Exercise brief - In the listing below, find every line with the string "锦瑟流年" and pull it out.

Extracted data entries:
------------------------

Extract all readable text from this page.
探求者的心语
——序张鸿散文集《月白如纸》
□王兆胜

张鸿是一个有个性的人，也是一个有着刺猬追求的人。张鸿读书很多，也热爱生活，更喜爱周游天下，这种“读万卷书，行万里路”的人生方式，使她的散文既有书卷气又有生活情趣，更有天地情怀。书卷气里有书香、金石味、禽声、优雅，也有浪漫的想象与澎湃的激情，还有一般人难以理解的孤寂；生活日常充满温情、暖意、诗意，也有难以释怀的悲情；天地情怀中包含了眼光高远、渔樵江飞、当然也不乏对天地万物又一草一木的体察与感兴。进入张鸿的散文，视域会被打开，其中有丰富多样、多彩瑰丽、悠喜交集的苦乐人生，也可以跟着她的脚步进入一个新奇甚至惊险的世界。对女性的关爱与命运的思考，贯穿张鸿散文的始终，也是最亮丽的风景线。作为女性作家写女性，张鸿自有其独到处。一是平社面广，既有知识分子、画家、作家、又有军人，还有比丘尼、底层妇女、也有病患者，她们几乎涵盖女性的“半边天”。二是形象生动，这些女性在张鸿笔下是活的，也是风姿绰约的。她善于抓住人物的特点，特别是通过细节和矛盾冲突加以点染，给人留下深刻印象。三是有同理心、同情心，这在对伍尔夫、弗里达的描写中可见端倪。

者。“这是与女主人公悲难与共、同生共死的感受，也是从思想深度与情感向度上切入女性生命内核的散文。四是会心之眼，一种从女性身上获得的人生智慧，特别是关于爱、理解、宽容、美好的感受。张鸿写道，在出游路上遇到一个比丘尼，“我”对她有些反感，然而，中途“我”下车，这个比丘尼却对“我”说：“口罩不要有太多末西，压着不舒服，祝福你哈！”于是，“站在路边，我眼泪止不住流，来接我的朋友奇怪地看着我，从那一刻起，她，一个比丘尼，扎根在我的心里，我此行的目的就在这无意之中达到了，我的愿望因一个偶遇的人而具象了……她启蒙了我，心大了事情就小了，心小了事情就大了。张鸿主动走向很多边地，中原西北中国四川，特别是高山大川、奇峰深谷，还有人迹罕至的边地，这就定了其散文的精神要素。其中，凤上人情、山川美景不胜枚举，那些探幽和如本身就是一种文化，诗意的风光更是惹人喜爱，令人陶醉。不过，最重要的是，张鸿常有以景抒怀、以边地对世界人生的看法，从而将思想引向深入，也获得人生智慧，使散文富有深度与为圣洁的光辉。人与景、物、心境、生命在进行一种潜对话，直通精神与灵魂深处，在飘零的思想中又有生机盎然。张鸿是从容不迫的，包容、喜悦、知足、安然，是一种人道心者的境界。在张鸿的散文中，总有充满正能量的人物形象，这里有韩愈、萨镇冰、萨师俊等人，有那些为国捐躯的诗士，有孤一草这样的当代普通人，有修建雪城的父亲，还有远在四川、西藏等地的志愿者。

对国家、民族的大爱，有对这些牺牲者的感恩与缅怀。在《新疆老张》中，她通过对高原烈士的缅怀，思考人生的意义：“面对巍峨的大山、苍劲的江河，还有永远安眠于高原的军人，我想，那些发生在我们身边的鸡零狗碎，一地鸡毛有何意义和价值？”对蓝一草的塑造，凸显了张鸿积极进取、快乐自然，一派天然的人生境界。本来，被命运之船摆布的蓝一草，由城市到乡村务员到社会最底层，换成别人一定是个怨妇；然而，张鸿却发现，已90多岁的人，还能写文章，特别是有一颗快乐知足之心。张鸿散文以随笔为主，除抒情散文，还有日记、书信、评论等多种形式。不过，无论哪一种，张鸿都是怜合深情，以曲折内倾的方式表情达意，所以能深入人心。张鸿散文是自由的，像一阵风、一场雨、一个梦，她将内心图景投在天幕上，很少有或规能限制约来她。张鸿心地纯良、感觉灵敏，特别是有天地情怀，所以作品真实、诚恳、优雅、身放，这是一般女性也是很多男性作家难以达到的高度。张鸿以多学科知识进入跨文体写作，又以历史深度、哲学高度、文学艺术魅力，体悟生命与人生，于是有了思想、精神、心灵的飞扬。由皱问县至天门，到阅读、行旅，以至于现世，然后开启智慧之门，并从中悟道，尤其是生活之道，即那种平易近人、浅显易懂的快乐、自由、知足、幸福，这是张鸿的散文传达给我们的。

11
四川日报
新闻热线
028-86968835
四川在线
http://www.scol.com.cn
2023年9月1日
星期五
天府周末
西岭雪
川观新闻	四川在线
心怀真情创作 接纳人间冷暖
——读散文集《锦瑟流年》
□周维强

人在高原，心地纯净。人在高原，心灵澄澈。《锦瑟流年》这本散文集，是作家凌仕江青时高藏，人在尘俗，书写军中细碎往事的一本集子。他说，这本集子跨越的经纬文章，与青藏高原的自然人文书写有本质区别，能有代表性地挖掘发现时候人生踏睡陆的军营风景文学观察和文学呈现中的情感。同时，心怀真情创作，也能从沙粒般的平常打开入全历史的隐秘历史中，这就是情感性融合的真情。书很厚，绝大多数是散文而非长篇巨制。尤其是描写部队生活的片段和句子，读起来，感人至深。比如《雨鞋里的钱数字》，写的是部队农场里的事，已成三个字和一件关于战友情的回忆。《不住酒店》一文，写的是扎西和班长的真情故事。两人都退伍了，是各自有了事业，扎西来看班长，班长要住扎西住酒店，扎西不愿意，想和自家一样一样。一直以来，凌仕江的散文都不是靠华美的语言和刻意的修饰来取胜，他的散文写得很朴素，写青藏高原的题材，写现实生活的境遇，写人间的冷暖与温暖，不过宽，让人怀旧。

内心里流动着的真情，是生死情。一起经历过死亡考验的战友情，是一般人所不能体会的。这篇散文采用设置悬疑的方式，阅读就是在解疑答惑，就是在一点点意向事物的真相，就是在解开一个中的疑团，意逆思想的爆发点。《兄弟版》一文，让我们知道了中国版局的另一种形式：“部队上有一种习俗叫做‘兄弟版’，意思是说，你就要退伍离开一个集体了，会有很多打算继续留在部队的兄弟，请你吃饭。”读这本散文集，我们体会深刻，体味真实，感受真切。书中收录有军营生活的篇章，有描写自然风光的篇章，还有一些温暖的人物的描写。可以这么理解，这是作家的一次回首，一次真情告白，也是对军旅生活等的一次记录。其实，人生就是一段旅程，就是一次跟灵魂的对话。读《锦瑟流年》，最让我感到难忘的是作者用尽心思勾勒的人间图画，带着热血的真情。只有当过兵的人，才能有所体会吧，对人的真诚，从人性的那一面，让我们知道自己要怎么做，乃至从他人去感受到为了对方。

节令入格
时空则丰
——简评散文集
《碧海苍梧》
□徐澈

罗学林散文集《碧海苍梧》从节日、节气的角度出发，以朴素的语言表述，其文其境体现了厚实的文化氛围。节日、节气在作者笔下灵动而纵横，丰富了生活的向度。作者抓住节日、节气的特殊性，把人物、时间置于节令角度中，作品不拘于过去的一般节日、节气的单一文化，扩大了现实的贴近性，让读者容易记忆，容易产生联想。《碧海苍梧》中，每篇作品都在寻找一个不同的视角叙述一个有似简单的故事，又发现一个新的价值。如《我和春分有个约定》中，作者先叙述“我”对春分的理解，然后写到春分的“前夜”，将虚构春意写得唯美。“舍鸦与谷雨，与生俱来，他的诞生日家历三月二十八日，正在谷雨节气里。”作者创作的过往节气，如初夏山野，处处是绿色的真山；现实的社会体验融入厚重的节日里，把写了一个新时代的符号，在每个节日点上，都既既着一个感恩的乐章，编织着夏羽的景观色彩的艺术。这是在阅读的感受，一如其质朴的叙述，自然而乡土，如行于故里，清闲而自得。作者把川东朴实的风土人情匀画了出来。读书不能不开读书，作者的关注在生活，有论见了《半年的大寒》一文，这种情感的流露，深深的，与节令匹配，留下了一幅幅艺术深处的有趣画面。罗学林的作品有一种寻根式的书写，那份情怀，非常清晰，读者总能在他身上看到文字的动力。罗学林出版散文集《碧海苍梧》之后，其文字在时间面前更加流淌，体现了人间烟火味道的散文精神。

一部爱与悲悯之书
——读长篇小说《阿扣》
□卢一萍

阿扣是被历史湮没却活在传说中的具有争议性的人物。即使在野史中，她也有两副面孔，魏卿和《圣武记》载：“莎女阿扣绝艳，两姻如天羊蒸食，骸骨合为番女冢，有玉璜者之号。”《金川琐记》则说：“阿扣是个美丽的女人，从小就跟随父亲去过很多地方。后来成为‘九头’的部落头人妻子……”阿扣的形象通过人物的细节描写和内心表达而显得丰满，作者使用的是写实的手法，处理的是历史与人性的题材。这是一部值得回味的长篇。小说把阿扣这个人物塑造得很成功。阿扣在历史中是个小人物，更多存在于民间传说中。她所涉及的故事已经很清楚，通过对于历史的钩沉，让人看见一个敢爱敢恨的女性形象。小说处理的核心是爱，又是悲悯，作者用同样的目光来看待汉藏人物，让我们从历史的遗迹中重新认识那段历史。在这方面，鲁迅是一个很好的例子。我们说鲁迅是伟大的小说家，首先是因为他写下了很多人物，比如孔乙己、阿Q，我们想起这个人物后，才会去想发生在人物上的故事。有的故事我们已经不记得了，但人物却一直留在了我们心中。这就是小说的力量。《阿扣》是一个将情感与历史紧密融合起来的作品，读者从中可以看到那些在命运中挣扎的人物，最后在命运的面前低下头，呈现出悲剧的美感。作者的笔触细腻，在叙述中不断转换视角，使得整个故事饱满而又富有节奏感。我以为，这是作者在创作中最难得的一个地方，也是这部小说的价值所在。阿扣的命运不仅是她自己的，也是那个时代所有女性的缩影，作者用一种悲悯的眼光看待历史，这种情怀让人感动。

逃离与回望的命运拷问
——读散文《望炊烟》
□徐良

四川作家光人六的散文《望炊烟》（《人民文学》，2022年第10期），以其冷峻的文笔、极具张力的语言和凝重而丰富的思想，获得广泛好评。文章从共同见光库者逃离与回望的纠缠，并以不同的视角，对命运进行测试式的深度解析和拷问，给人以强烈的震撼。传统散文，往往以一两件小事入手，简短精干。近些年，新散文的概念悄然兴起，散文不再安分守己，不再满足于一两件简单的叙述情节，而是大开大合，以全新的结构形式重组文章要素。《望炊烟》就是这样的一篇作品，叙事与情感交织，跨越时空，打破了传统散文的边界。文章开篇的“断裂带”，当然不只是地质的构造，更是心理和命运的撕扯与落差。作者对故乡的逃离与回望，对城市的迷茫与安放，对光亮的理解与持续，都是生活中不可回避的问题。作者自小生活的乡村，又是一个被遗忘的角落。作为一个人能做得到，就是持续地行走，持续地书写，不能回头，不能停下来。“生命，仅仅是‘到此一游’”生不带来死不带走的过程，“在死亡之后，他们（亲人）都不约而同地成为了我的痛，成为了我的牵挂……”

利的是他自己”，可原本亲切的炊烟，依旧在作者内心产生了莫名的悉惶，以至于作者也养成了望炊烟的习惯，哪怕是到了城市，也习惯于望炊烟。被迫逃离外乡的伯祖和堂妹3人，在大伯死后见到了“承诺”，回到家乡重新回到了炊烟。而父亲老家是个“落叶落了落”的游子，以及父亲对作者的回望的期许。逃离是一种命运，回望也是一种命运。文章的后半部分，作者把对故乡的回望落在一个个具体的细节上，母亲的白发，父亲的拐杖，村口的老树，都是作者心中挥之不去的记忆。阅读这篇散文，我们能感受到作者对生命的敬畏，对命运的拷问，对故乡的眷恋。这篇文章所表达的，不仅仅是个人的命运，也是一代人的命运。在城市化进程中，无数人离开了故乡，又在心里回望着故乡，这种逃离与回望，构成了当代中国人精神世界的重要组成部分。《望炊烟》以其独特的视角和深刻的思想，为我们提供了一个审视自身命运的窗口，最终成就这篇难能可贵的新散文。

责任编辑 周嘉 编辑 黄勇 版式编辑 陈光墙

------------------------

Reply -
——读散文集《锦瑟流年》
人在高原，心地纯净。人在高原，心灵澄澈。《锦瑟流年》这本散文集，是作家凌仕江青时高藏，人在尘俗，书写军中细碎往事的一本集子。他说，这本集子跨越的经纬文章，与青藏高原的自然人文书写有本质区别，能有代表性地挖掘发现时候人生踏睡陆的军营风景文学观察和文学呈现中的情感。同时，心怀真情创作，也能从沙粒般的平常打开入全历史的隐秘历史中，这就是情感性融合的真情。书很厚，绝大多数是散文而非长篇巨制。尤其是描写部队生活的片段和句子，读起来，感人至深。比如《雨鞋里的钱数字》，写的是部队农场里的事，已成三个字和一件关于战友情的回忆。《不住酒店》一文，写的是扎西和班长的真情故事。两人都退伍了，是各自有了事业，扎西来看班长，班长要住扎西住酒店，扎西不愿意，想和自家一样一样。一直以来，凌仕江的散文都不是靠华美的语言和刻意的修饰来取胜，他的散文写得很朴素，写青藏高原的题材，写现实生活的境遇，写人间的冷暖与温暖，不过宽，让人怀旧。
内心里流动着的真情，是生死情。一起经历过死亡考验的战友情，是一般人所不能体会的。这篇散文采用设置悬疑的方式，阅读就是在解疑答惑，就是在一点点意向事物的真相，就是在解开一个中的疑团，意逆思想的爆发点。《兄弟版》一文，让我们知道了中国版局的另一种形式：“部队上有一种习俗叫做‘兄弟版’，意思是说，你就要退伍离开一个集体了，会有很多打算继续留在部队的兄弟，请你吃饭。”读这本散文集，我们体会深刻，体味真实，感受真切。书中收录有军营生活的篇章，有描写自然风光的篇章，还有一些温暖的人物的描写。可以这么理解，这是作家的一次回首，一次真情告白，也是对军旅生活等的一次记录。其实，人生就是一段旅程，就是一次跟灵魂的对话。读《锦瑟流年》，最让我感到难忘的是作者用尽心思勾勒的人间图画，带着热血的真情。只有当过兵的人，才能有所体会吧，对人的真诚，从人性的那一面，让我们知道自己要怎么做，乃至从他人去感受到为了对方。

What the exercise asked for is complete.